Data section
========
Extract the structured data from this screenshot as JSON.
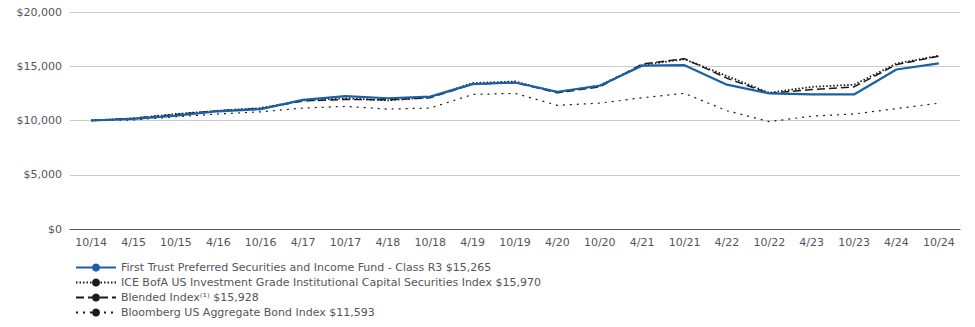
{
  "chart_data": {
    "type": "line",
    "categories": [
      "10/14",
      "4/15",
      "10/15",
      "4/16",
      "10/16",
      "4/17",
      "10/17",
      "4/18",
      "10/18",
      "4/19",
      "10/19",
      "4/20",
      "10/20",
      "4/21",
      "10/21",
      "4/22",
      "10/22",
      "4/23",
      "10/23",
      "4/24",
      "10/24"
    ],
    "series": [
      {
        "name": "First Trust Preferred Securities and Income Fund - Class R3 $15,265",
        "color": "#1a5fa8",
        "line_style": "solid",
        "values": [
          10000,
          10150,
          10450,
          10850,
          11050,
          11900,
          12250,
          12050,
          12200,
          13350,
          13500,
          12650,
          13200,
          15050,
          15100,
          13300,
          12500,
          12400,
          12400,
          14700,
          15265
        ]
      },
      {
        "name": "ICE BofA US Investment Grade Institutional Capital Securities Index $15,970",
        "color": "#1a1a1a",
        "line_style": "dotted",
        "values": [
          10000,
          10200,
          10600,
          10900,
          11150,
          11850,
          12050,
          11850,
          12150,
          13450,
          13600,
          12600,
          13250,
          15100,
          15650,
          14100,
          12550,
          13100,
          13300,
          15250,
          15970
        ]
      },
      {
        "name": "Blended Index⁽¹⁾ $15,928",
        "color": "#1a1a1a",
        "line_style": "dashed",
        "values": [
          10000,
          10200,
          10550,
          10900,
          11100,
          11800,
          11950,
          11900,
          12100,
          13350,
          13500,
          12550,
          13100,
          15200,
          15700,
          13900,
          12500,
          12850,
          13100,
          15150,
          15928
        ]
      },
      {
        "name": "Bloomberg US Aggregate Bond Index $11,593",
        "color": "#1a1a1a",
        "line_style": "loosely_dotted",
        "values": [
          10000,
          10050,
          10350,
          10600,
          10800,
          11150,
          11300,
          11050,
          11150,
          12400,
          12500,
          11400,
          11600,
          12100,
          12500,
          10900,
          9900,
          10400,
          10600,
          11100,
          11593
        ]
      }
    ],
    "ylim": [
      0,
      20000
    ],
    "yticks": [
      {
        "value": 0,
        "label": "$0"
      },
      {
        "value": 5000,
        "label": "$5,000"
      },
      {
        "value": 10000,
        "label": "$10,000"
      },
      {
        "value": 15000,
        "label": "$15,000"
      },
      {
        "value": 20000,
        "label": "$20,000"
      }
    ],
    "grid": true,
    "legend": "lower left"
  }
}
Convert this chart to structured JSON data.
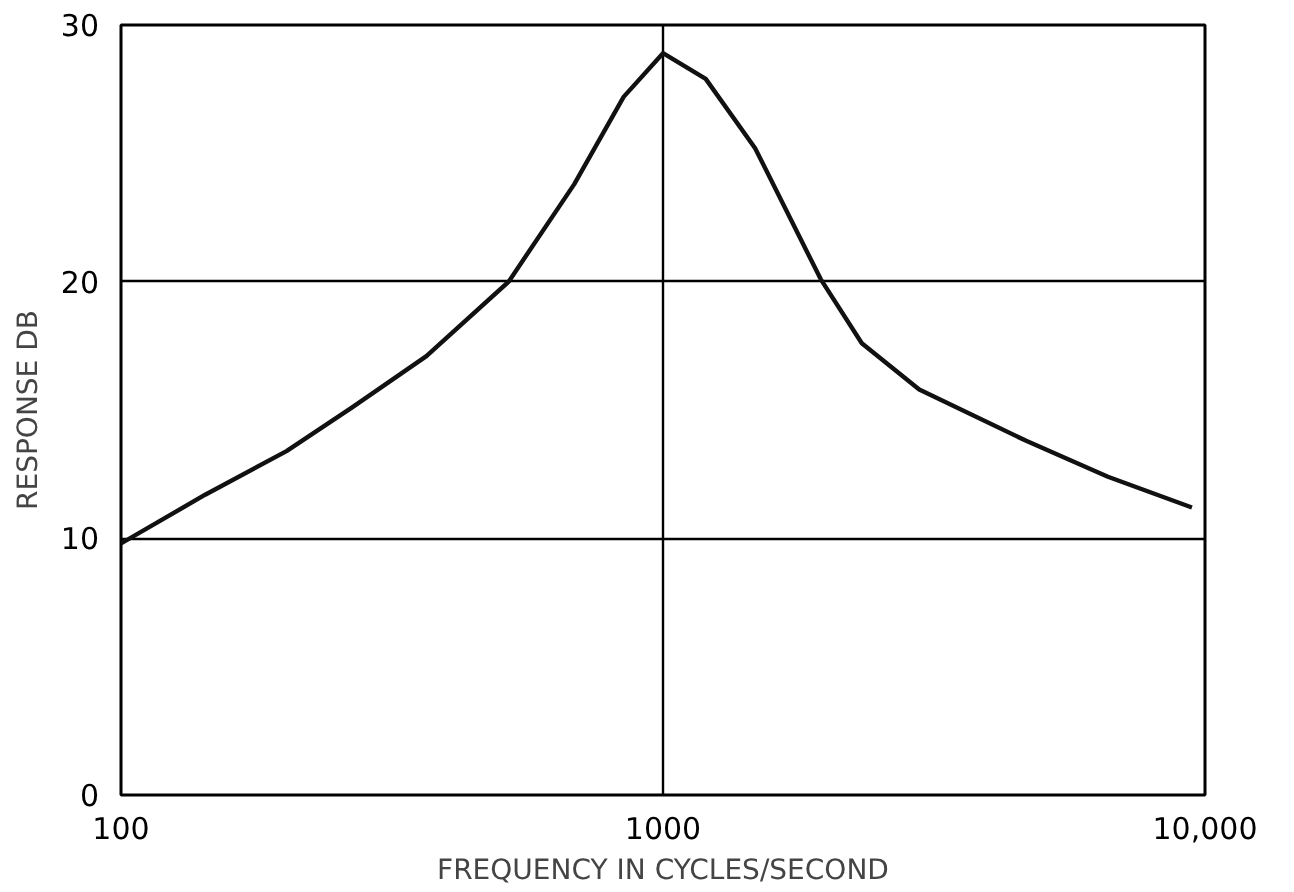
{
  "chart_data": {
    "type": "line",
    "xlabel": "FREQUENCY IN CYCLES/SECOND",
    "ylabel": "RESPONSE DB",
    "log": "x",
    "xlim": [
      100,
      10000
    ],
    "ylim": [
      0,
      30
    ],
    "xticks": [
      100,
      1000,
      {
        "value": 10000,
        "label": "10,000"
      }
    ],
    "yticks": [
      0,
      10,
      20,
      30
    ],
    "grid": true,
    "x": [
      100,
      143,
      202,
      267,
      366,
      519,
      686,
      846,
      1000,
      1199,
      1479,
      1954,
      2327,
      2970,
      4677,
      6620,
      9460
    ],
    "series": [
      {
        "color": "#111111",
        "values": [
          9.8,
          11.7,
          13.4,
          15.1,
          17.1,
          20.0,
          23.8,
          27.2,
          28.9,
          27.9,
          25.2,
          20.1,
          17.6,
          15.8,
          13.8,
          12.4,
          11.2
        ]
      }
    ]
  }
}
========
To be done
Collect the lines of the records that include the string "this".

The solution
Extract the structured data from this screenshot as JSON.
Convert this chart to structured JSON data.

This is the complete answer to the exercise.